++++ DATA FOR THIS EXERCISE

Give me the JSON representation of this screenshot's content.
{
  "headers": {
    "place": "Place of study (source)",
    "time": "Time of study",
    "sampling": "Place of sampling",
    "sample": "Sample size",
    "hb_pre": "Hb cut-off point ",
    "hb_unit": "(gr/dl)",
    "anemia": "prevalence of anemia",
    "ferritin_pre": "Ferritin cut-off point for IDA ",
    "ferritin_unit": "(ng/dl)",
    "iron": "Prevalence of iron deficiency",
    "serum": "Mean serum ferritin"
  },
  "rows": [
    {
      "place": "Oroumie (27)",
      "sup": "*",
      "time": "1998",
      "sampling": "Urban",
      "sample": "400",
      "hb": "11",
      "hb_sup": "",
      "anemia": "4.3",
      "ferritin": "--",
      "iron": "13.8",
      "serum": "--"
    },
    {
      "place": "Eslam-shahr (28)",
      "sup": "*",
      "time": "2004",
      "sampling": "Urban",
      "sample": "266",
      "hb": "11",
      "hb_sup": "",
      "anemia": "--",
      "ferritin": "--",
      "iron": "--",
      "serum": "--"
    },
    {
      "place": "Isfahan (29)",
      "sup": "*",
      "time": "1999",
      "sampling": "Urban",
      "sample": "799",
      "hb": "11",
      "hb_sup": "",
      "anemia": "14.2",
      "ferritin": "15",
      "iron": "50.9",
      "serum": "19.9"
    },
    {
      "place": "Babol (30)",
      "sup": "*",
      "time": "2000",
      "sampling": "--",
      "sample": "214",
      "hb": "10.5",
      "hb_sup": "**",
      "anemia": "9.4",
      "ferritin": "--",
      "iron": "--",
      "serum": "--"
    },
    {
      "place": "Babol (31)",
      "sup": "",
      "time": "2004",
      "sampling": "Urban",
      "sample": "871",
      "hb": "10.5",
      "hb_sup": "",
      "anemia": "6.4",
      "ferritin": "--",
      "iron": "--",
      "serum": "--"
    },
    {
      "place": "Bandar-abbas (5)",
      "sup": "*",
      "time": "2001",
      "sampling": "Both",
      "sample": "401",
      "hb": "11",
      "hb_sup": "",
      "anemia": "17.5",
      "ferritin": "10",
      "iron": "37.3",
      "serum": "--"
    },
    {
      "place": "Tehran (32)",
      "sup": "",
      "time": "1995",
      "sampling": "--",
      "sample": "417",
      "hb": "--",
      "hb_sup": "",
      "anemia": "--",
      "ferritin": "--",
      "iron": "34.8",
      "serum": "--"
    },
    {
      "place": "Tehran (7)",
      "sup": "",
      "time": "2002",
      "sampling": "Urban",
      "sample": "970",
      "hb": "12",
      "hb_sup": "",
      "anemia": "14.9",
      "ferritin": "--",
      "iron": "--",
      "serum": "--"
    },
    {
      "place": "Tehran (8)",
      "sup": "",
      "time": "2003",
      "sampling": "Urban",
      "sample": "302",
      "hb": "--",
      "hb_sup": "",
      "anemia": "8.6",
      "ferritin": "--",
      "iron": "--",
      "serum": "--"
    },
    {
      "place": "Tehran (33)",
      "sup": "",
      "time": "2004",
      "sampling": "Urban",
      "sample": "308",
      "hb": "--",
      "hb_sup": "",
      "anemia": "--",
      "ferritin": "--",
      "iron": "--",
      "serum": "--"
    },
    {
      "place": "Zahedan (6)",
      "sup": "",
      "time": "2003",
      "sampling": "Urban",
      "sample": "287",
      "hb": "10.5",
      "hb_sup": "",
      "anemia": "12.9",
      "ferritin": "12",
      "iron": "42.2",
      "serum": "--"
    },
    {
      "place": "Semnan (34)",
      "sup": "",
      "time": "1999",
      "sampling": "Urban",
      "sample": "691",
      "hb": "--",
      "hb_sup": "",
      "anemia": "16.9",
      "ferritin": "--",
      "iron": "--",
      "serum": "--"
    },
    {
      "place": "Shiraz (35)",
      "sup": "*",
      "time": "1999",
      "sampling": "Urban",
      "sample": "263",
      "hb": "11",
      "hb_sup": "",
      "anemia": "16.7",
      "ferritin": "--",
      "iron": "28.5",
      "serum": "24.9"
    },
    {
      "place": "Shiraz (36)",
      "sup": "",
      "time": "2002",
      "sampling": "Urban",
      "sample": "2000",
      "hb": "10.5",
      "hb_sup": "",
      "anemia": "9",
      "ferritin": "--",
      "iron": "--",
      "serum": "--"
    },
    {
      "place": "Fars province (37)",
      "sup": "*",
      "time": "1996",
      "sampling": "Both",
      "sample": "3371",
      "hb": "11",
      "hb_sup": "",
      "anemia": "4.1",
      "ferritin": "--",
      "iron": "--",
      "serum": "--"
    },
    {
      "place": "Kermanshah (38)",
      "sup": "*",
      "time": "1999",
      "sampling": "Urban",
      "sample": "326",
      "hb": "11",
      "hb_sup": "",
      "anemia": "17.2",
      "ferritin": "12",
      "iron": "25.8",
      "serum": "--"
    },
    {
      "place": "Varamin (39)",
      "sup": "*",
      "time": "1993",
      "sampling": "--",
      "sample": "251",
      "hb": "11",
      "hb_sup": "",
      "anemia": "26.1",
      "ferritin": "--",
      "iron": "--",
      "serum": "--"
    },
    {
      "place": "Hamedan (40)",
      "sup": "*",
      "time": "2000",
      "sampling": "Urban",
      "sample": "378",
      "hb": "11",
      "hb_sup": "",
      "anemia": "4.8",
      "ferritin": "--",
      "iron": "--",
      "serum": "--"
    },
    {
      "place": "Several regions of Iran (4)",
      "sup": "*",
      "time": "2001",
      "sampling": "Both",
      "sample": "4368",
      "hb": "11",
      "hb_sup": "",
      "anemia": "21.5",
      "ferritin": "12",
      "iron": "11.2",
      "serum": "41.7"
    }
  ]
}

++++++++

_REQUEST_
Read the entries and show each line that mentions "Tehran".

_EXPECTED ANSWER_
      "place": "Tehran (32)",
      "place": "Tehran (7)",
      "place": "Tehran (8)",
      "place": "Tehran (33)",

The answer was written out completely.